§ Task brief: Write out the records beneath this line exactly as they appear, minus any images.
***** Dataset records
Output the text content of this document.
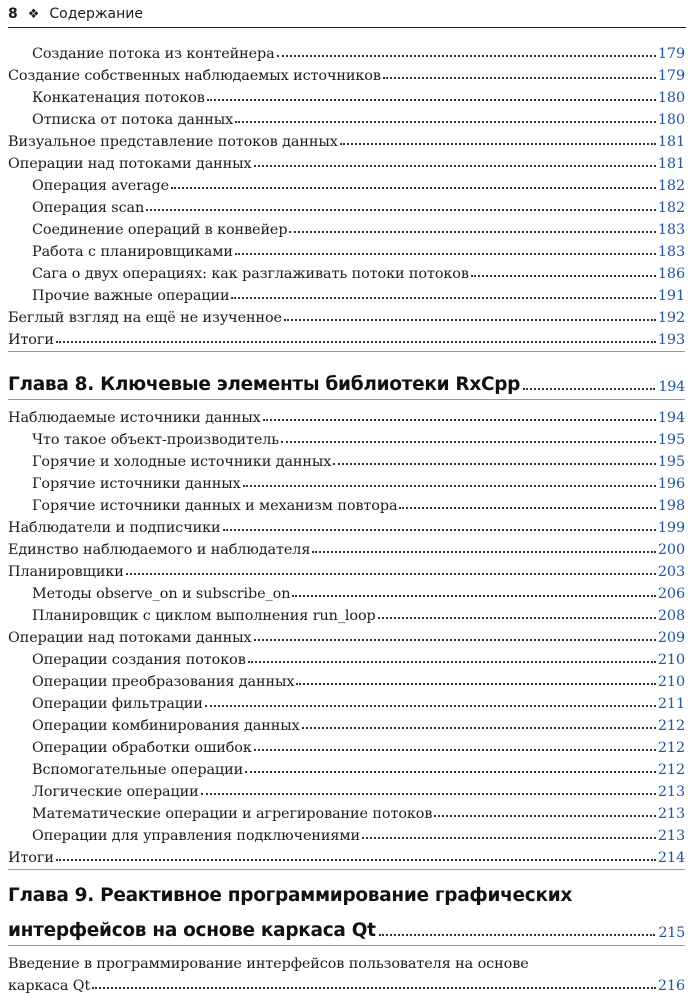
8 ❖ Содержание
Создание потока из контейнера	179
Создание собственных наблюдаемых источников	179
Конкатенация потоков	180
Отписка от потока данных	180
Визуальное представление потоков данных	181
Операции над потоками данных	181
Операция average	182
Операция scan	182
Соединение операций в конвейер	183
Работа с планировщиками	183
Сага о двух операциях: как разглаживать потоки потоков	186
Прочие важные операции	191
Беглый взгляд на ещё не изученное	192
Итоги	193
Глава 8. Ключевые элементы библиотеки RxCpp	194
Наблюдаемые источники данных	194
Что такое объект-производитель	195
Горячие и холодные источники данных	195
Горячие источники данных	196
Горячие источники данных и механизм повтора	198
Наблюдатели и подписчики	199
Единство наблюдаемого и наблюдателя	200
Планировщики	203
Методы observe_on и subscribe_on	206
Планировщик с циклом выполнения run_loop	208
Операции над потоками данных	209
Операции создания потоков	210
Операции преобразования данных	210
Операции фильтрации	211
Операции комбинирования данных	212
Операции обработки ошибок	212
Вспомогательные операции	212
Логические операции	213
Математические операции и агрегирование потоков	213
Операции для управления подключениями	213
Итоги	214
Глава 9. Реактивное программирование графических
интерфейсов на основе каркаса Qt	215
Введение в программирование интерфейсов пользователя на основе
каркаса Qt	216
**********
§ Answer to this task:
Output the text content of this document.
8 ❖ Содержание
Создание потока из контейнера	179
Создание собственных наблюдаемых источников	179
Конкатенация потоков	180
Отписка от потока данных	180
Визуальное представление потоков данных	181
Операции над потоками данных	181
Операция average	182
Операция scan	182
Соединение операций в конвейер	183
Работа с планировщиками	183
Сага о двух операциях: как разглаживать потоки потоков	186
Прочие важные операции	191
Беглый взгляд на ещё не изученное	192
Итоги	193
Глава 8. Ключевые элементы библиотеки RxCpp	194
Наблюдаемые источники данных	194
Что такое объект-производитель	195
Горячие и холодные источники данных	195
Горячие источники данных	196
Горячие источники данных и механизм повтора	198
Наблюдатели и подписчики	199
Единство наблюдаемого и наблюдателя	200
Планировщики	203
Методы observe_on и subscribe_on	206
Планировщик с циклом выполнения run_loop	208
Операции над потоками данных	209
Операции создания потоков	210
Операции преобразования данных	210
Операции фильтрации	211
Операции комбинирования данных	212
Операции обработки ошибок	212
Вспомогательные операции	212
Логические операции	213
Математические операции и агрегирование потоков	213
Операции для управления подключениями	213
Итоги	214
Глава 9. Реактивное программирование графических
интерфейсов на основе каркаса Qt	215
Введение в программирование интерфейсов пользователя на основе
каркаса Qt	216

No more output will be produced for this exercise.